• [Text extract]

------------------------------------------------------------------------

Web RTC joint meeting with APA

<scribe> Scribe: jcraig

Dom: introduce yourself

Benard Aboba

<hta1> Harald Alvestrand

James Craig, Apple

Armando Miraglia

Jared_Cheshier, Chesire

Josh O Connor, W3C

Youenn Fablet, Apple

<Judy> Judy Brewer, W3C WAI

Joanie Diggs, Igalia

Janina Sajka, APA/WAI

<Bernard> Introduction: Bernard Aboba, Co-Chair of the WEBRTC WG, and formerly a member of the FCC EAAC and TFOPA groups.

Henrik ???, Google

<Jared> Jared Cheshier, new to W3C, in the WebRTC working group and Immersive Web working group.

<jib> Jan-Ivar Bruaroey

<Bernard> Henrik Bostrom, Google.

Daiki, NTT on RTC

Hiroko Akishimoto NTT

and colleague?

Real Time Text

important on behalf of those with speech disability or deaf hard-of-hearing

"Topic 1" is Real Time Text

"Topic 2" is use cases for Web RTC 2.0

Joshue108 has created a document of example use cases

<Joshue108> Here they are https://www.w3.org/WAI/APA/wiki/Accessible_RTC_Use_Cases

Bernard: WG MMusic is standardizing transports over RTT channel

3GPP is citing that effort

almost certainly will result in a final spec

dom__: vocab: RTT also mean rounds trip time in other contexts.. RTT or this discussion is Real Time Text

Bernard: goal is to enable WebRTC as a transport protocol for RTT, and Gunnar Hellström is currently reviewing that

RTT is a codec in the architecture, but somewhat like a data channel too

wouldn't make sense to send music over RTT for example

their plan to use the data channel to send music I think makes sense

RTT is timed, but not synchronized time

Is time sync necessary?

janina: I think not

jcraig: why not?

Joshue108: what about synced sign language track

<Zakim> Joshue, you wanted to ask about time

Judy: I share Josh's concern

hta: ??? and other one is that the system records send time

I think the first thing is the only one required

<dom__> "Any service or device that enables the initiation, transmission, reception, and display of RTT communications must be interoperable over IP-based wireless networks, which can be met by adherence to RFC 4103 or its successor protocol. 26 RFC 4103 can be replaced by an updated standard as long as it supports end-to-end RTT communications and performance requirements." https://www.fcc.gov/document/transition-tty-real-time-text-technology

Bernard: Would affect how time is sent over the channel...

<Joshue108> As long as we are sure that issues with time, dont impact on synchronisation of various alternate media content

because 3GPP is involved... likely to be implemented

janina: idea (with telecom RTT) is to see characters immediately

<Judy> [jb partly wondering if timing is relevant for rtt communication records in emergency communications]

<Joshue108> Challenges with TTS timing for blind users https://www.w3.org/WAI/APA/wiki/Accessible_RTC_Use_Cases#Challenges_with_TTS_timing

<Zakim> jcraig, you wanted to mention the 911 context for immediate chars

<Joshue108> JC: VoiceOver handles this well

Bernard: draft has reliable mode and unreliable (lossy?) mode..

------------------------------------------------------------------------

• [Entries]
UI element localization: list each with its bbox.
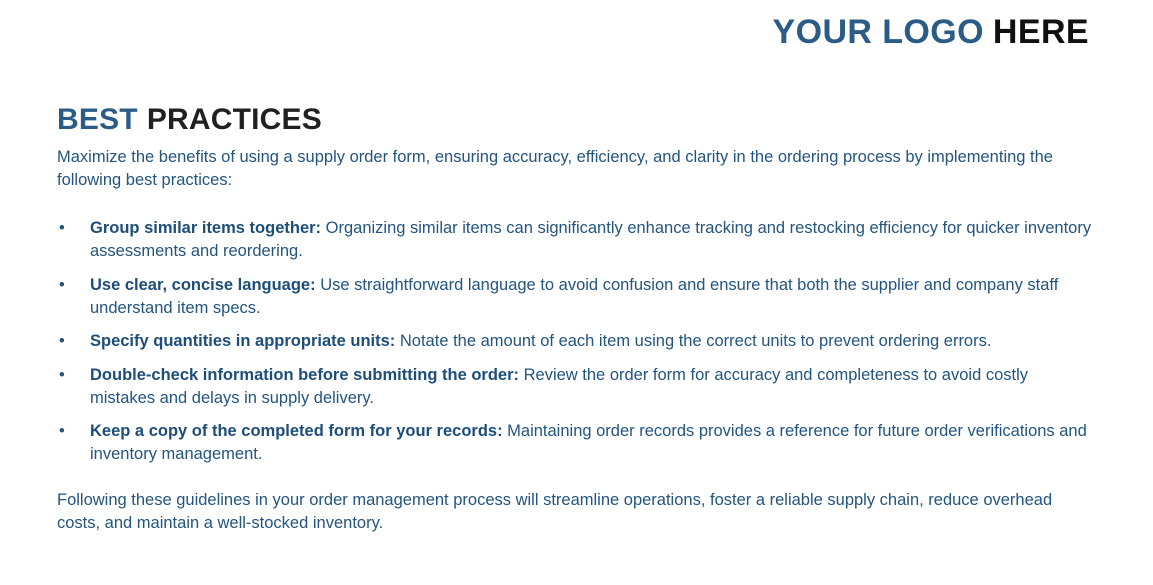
- page-title-rest: PRACTICES: [147, 105, 322, 135]
- content-body: Maximize the benefits of using a supply …: [57, 146, 1092, 535]
- bullet-icon: •: [59, 364, 65, 387]
- closing-paragraph: Following these guidelines in your order…: [57, 489, 1092, 535]
- list-item: • Use clear, concise language: Use strai…: [57, 274, 1092, 320]
- logo-secondary-text: HERE: [993, 15, 1089, 49]
- bullet-icon: •: [59, 420, 65, 443]
- logo-primary-text: YOUR LOGO: [773, 15, 984, 49]
- logo-placeholder: YOUR LOGO HERE: [773, 15, 1089, 49]
- page-title: BEST PRACTICES: [57, 105, 322, 135]
- list-item: • Double-check information before submit…: [57, 364, 1092, 410]
- list-item-lead: Double-check information before submitti…: [90, 366, 519, 384]
- list-item: • Specify quantities in appropriate unit…: [57, 330, 1092, 353]
- bullet-icon: •: [59, 274, 65, 297]
- list-item-lead: Group similar items together:: [90, 219, 321, 237]
- document-page: YOUR LOGO HERE BEST PRACTICES Maximize t…: [0, 0, 1153, 585]
- bullet-icon: •: [59, 330, 65, 353]
- best-practices-list: • Group similar items together: Organizi…: [57, 217, 1092, 466]
- list-item-lead: Use clear, concise language:: [90, 276, 316, 294]
- list-item-lead: Keep a copy of the completed form for yo…: [90, 422, 503, 440]
- list-item-lead: Specify quantities in appropriate units:: [90, 332, 395, 350]
- list-item: • Group similar items together: Organizi…: [57, 217, 1092, 263]
- bullet-icon: •: [59, 217, 65, 240]
- page-title-accent: BEST: [57, 105, 138, 135]
- list-item: • Keep a copy of the completed form for …: [57, 420, 1092, 466]
- list-item-text: Notate the amount of each item using the…: [395, 332, 991, 350]
- intro-paragraph: Maximize the benefits of using a supply …: [57, 146, 1092, 192]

------------------------------------------------------------------------

• [Stated exercise A]
Give every web address that appears in the meeting notes.
• [Stated exercise B]
Reproduce the lines of the listing, starting with the line that contains "- page-title-rest: PRACTICES: [147, 105, 322, 135]" and stopping after the line that contains "- list-item-lead: Group".

• [Exercise result A]
https://www.w3.org/WAI/APA/wiki/Accessible_RTC_Use_Cases
https://www.fcc.gov/document/transition-tty-real-time-text-technology
https://www.w3.org/WAI/APA/wiki/Accessible_RTC_Use_Cases#Challenges_with_TTS_timing

• [Exercise result B]
- page-title-rest: PRACTICES: [147, 105, 322, 135]
- content-body: Maximize the benefits of using a supply …: [57, 146, 1092, 535]
- bullet-icon: •: [59, 364, 65, 387]
- closing-paragraph: Following these guidelines in your order…: [57, 489, 1092, 535]
- list-item: • Use clear, concise language: Use strai…: [57, 274, 1092, 320]
- logo-secondary-text: HERE: [993, 15, 1089, 49]
- bullet-icon: •: [59, 420, 65, 443]
- logo-primary-text: YOUR LOGO: [773, 15, 984, 49]
- logo-placeholder: YOUR LOGO HERE: [773, 15, 1089, 49]
- page-title: BEST PRACTICES: [57, 105, 322, 135]
- list-item: • Double-check information before submit…: [57, 364, 1092, 410]
- list-item-lead: Double-check information before submitti…: [90, 366, 519, 384]
- list-item: • Specify quantities in appropriate unit…: [57, 330, 1092, 353]
- bullet-icon: •: [59, 274, 65, 297]
- list-item-lead: Group similar items together:: [90, 219, 321, 237]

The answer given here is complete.